What the exercise asks
Look through the lines of the material and count those containing "Калорий". Give that count alone.

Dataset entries
- - -

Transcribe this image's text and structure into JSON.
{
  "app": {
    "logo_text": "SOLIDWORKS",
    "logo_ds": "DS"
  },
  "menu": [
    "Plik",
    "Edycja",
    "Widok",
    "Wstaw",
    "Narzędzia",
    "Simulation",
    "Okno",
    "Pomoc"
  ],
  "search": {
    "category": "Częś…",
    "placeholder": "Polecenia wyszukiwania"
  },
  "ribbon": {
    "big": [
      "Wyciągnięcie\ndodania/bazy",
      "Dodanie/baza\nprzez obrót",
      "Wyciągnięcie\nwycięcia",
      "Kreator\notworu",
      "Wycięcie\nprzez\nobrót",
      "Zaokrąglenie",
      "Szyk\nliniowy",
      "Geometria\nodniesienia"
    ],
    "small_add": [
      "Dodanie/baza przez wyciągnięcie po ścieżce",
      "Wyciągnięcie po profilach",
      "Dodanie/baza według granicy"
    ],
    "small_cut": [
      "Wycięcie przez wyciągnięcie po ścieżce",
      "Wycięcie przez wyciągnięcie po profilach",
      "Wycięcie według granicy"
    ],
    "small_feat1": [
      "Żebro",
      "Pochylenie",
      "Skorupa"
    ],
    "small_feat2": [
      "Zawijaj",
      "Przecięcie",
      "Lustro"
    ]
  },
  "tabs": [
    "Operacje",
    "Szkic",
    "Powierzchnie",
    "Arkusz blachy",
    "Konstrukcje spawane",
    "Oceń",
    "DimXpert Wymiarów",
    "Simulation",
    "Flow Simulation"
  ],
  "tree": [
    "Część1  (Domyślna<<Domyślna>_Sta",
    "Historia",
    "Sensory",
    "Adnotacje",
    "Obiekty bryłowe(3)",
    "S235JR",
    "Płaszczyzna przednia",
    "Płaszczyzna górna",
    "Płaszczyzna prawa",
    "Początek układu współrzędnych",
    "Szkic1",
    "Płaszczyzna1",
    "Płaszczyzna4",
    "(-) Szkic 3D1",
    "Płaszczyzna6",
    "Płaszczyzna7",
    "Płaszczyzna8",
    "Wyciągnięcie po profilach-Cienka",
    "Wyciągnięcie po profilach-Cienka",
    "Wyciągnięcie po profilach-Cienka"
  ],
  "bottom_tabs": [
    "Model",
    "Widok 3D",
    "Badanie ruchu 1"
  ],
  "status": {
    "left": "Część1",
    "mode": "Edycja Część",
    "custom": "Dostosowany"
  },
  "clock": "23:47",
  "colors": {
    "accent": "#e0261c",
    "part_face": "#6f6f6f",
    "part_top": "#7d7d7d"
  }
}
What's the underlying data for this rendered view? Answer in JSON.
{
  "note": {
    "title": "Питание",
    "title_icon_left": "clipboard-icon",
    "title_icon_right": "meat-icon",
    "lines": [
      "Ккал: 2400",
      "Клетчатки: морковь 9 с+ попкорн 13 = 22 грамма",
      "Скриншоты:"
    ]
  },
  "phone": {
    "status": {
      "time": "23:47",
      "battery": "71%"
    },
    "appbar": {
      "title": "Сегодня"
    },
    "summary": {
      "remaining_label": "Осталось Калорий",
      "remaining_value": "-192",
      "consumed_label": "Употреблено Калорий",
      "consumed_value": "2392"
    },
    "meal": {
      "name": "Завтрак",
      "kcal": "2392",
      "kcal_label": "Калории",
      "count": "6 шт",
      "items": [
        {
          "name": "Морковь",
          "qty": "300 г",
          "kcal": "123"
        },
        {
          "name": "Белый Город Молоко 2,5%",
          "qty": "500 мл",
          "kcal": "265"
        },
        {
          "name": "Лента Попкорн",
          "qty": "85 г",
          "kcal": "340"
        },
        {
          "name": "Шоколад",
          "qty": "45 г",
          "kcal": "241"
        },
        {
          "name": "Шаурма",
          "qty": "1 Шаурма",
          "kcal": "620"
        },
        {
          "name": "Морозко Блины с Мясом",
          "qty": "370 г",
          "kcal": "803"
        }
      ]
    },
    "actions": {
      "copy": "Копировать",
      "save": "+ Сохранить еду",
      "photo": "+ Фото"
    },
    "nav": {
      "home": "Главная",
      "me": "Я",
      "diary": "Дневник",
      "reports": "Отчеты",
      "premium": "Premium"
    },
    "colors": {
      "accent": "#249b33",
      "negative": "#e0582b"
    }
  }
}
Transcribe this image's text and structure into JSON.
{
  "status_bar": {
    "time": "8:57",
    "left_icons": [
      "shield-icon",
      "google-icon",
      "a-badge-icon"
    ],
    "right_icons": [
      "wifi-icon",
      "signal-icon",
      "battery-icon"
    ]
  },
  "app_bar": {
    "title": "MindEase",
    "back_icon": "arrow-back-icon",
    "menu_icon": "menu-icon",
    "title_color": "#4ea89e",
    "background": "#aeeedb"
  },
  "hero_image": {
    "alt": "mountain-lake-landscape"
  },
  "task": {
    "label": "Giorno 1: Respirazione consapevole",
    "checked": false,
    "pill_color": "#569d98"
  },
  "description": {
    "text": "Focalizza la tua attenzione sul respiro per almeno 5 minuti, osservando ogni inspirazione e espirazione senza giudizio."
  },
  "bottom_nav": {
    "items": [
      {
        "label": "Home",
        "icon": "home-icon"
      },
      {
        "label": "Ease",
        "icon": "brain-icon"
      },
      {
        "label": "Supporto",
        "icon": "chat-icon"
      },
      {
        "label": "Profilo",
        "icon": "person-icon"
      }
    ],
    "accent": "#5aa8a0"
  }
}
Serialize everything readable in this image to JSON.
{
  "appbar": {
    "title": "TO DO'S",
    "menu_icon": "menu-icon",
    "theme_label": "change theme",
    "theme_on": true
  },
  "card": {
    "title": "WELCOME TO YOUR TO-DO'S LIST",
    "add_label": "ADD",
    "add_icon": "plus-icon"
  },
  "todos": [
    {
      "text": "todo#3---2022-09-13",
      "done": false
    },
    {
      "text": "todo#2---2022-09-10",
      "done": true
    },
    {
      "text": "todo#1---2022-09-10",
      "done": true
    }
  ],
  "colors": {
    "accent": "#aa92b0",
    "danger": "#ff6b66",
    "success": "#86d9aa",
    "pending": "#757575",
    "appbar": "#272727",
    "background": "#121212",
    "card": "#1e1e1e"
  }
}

- - -

Reply
2